- DESCRIPTION OF THE TASK:
In your copy, leave out the pictures and repeat the entries below exactly.

** BEGIN **

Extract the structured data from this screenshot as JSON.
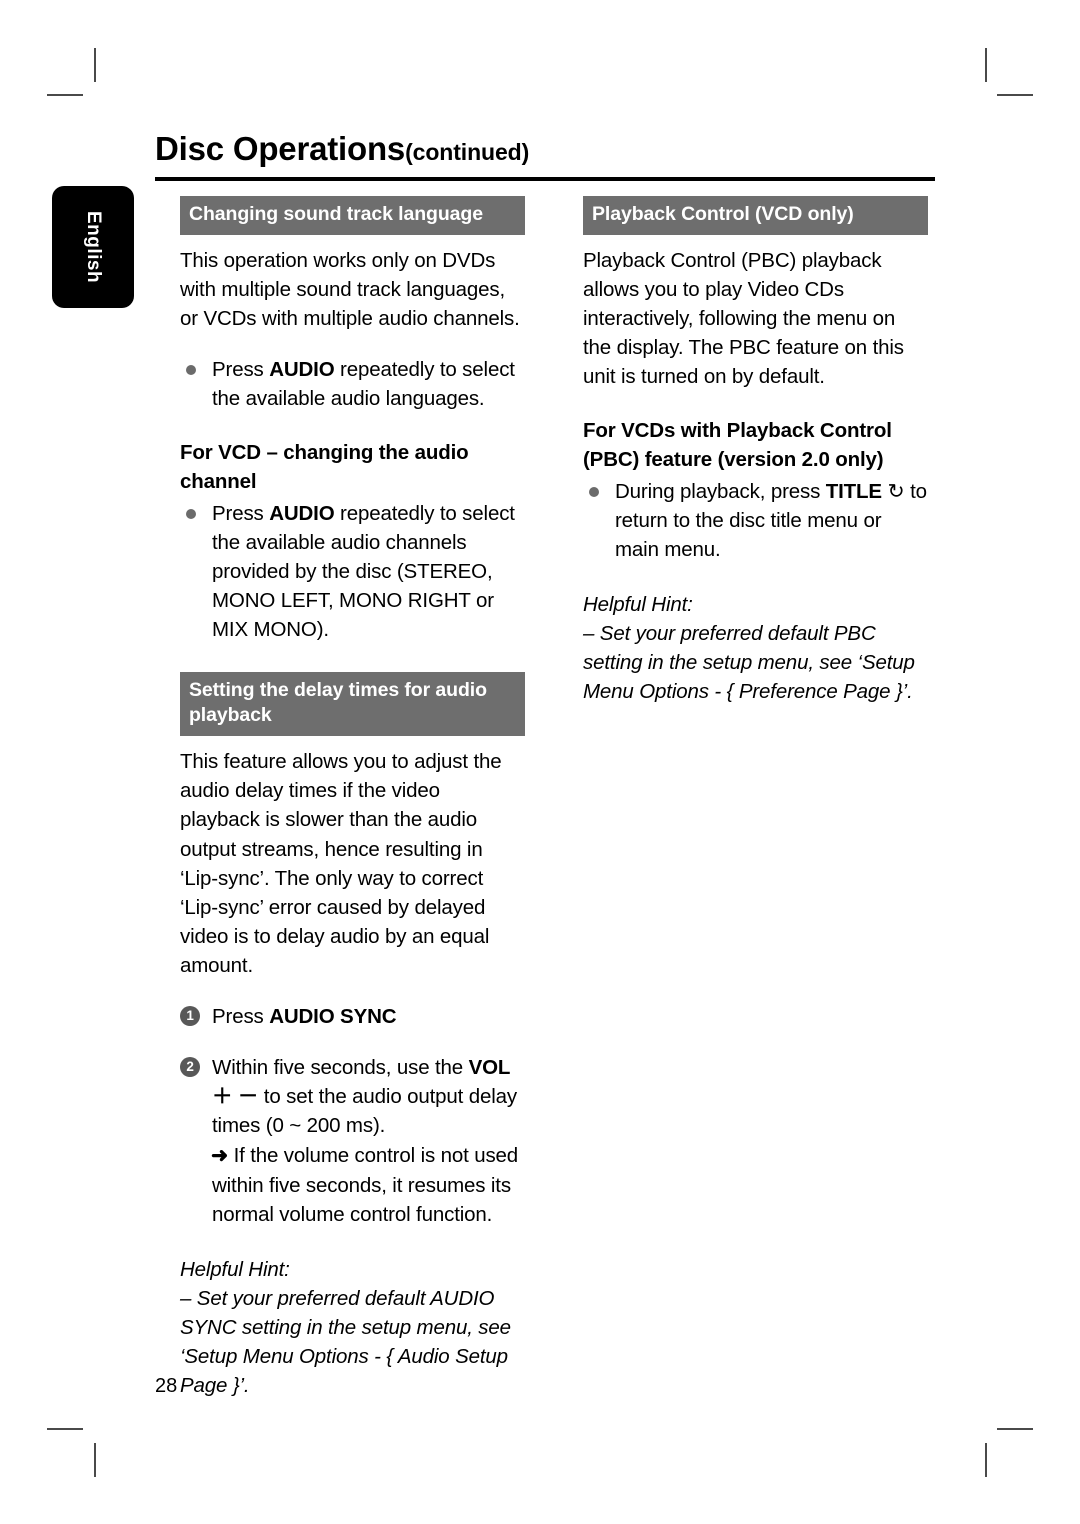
{
  "page": {
    "number": "28",
    "language_tab": "English"
  },
  "header": {
    "title_main": "Disc Operations",
    "title_suffix": "(continued)"
  },
  "left_column": {
    "section1": {
      "bar_title": "Changing sound track language",
      "intro": "This operation works only on DVDs with multiple sound track languages, or VCDs with multiple audio channels.",
      "bullet1_pre": "Press ",
      "bullet1_kw": "AUDIO",
      "bullet1_post": " repeatedly to select the available audio languages.",
      "subhead": "For VCD – changing the audio channel",
      "bullet2_pre": "Press ",
      "bullet2_kw": "AUDIO",
      "bullet2_post": " repeatedly to select the available audio channels provided by the disc (STEREO, MONO LEFT, MONO RIGHT or MIX MONO)."
    },
    "section2": {
      "bar_title": "Setting the delay times for audio playback",
      "intro": "This feature allows you to adjust the audio delay times if the video playback is slower than the audio output streams, hence resulting in ‘Lip-sync’. The only way to correct ‘Lip-sync’ error caused by delayed video is to delay audio by an equal amount.",
      "step1_num": "1",
      "step1_pre": "Press ",
      "step1_kw": "AUDIO SYNC",
      "step2_num": "2",
      "step2_pre": "Within five seconds, use the ",
      "step2_kw": "VOL",
      "step2_symbols": " ＋ －",
      "step2_post": " to set the audio output delay times (0 ~ 200 ms).",
      "step2_sub_arrow": "➜",
      "step2_sub": " If the volume control is not used within five seconds, it resumes its normal volume control function.",
      "hint_title": "Helpful Hint:",
      "hint_body": "– Set your preferred default AUDIO SYNC setting in the setup menu, see ‘Setup Menu Options - { Audio Setup Page }’."
    }
  },
  "right_column": {
    "section1": {
      "bar_title": "Playback Control (VCD only)",
      "intro": "Playback Control (PBC) playback allows you to play Video CDs interactively, following the menu on the display. The PBC feature on this unit is turned on by default.",
      "subhead": "For VCDs with Playback Control (PBC) feature (version 2.0 only)",
      "bullet1_pre": "During playback, press ",
      "bullet1_kw": "TITLE",
      "bullet1_symbol": " ↻",
      "bullet1_post": " to return to the disc title menu or main menu.",
      "hint_title": "Helpful Hint:",
      "hint_body": "– Set your preferred default PBC setting in the setup menu, see ‘Setup Menu Options - { Preference Page }’."
    }
  },
  "colors": {
    "bar_gray": "#6e6e6e",
    "bullet_gray": "#6b6b6b",
    "step_circle_gray": "#585858",
    "tab_black": "#000000"
  }
}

** END **

- OUTPUT BELOW:
Extract the structured data from this screenshot as JSON.
{
  "page": {
    "number": "28",
    "language_tab": "English"
  },
  "header": {
    "title_main": "Disc Operations",
    "title_suffix": "(continued)"
  },
  "left_column": {
    "section1": {
      "bar_title": "Changing sound track language",
      "intro": "This operation works only on DVDs with multiple sound track languages, or VCDs with multiple audio channels.",
      "bullet1_pre": "Press ",
      "bullet1_kw": "AUDIO",
      "bullet1_post": " repeatedly to select the available audio languages.",
      "subhead": "For VCD – changing the audio channel",
      "bullet2_pre": "Press ",
      "bullet2_kw": "AUDIO",
      "bullet2_post": " repeatedly to select the available audio channels provided by the disc (STEREO, MONO LEFT, MONO RIGHT or MIX MONO)."
    },
    "section2": {
      "bar_title": "Setting the delay times for audio playback",
      "intro": "This feature allows you to adjust the audio delay times if the video playback is slower than the audio output streams, hence resulting in ‘Lip-sync’. The only way to correct ‘Lip-sync’ error caused by delayed video is to delay audio by an equal amount.",
      "step1_num": "1",
      "step1_pre": "Press ",
      "step1_kw": "AUDIO SYNC",
      "step2_num": "2",
      "step2_pre": "Within five seconds, use the ",
      "step2_kw": "VOL",
      "step2_symbols": " ＋ －",
      "step2_post": " to set the audio output delay times (0 ~ 200 ms).",
      "step2_sub_arrow": "➜",
      "step2_sub": " If the volume control is not used within five seconds, it resumes its normal volume control function.",
      "hint_title": "Helpful Hint:",
      "hint_body": "– Set your preferred default AUDIO SYNC setting in the setup menu, see ‘Setup Menu Options - { Audio Setup Page }’."
    }
  },
  "right_column": {
    "section1": {
      "bar_title": "Playback Control (VCD only)",
      "intro": "Playback Control (PBC) playback allows you to play Video CDs interactively, following the menu on the display. The PBC feature on this unit is turned on by default.",
      "subhead": "For VCDs with Playback Control (PBC) feature (version 2.0 only)",
      "bullet1_pre": "During playback, press ",
      "bullet1_kw": "TITLE",
      "bullet1_symbol": " ↻",
      "bullet1_post": " to return to the disc title menu or main menu.",
      "hint_title": "Helpful Hint:",
      "hint_body": "– Set your preferred default PBC setting in the setup menu, see ‘Setup Menu Options - { Preference Page }’."
    }
  },
  "colors": {
    "bar_gray": "#6e6e6e",
    "bullet_gray": "#6b6b6b",
    "step_circle_gray": "#585858",
    "tab_black": "#000000"
  }
}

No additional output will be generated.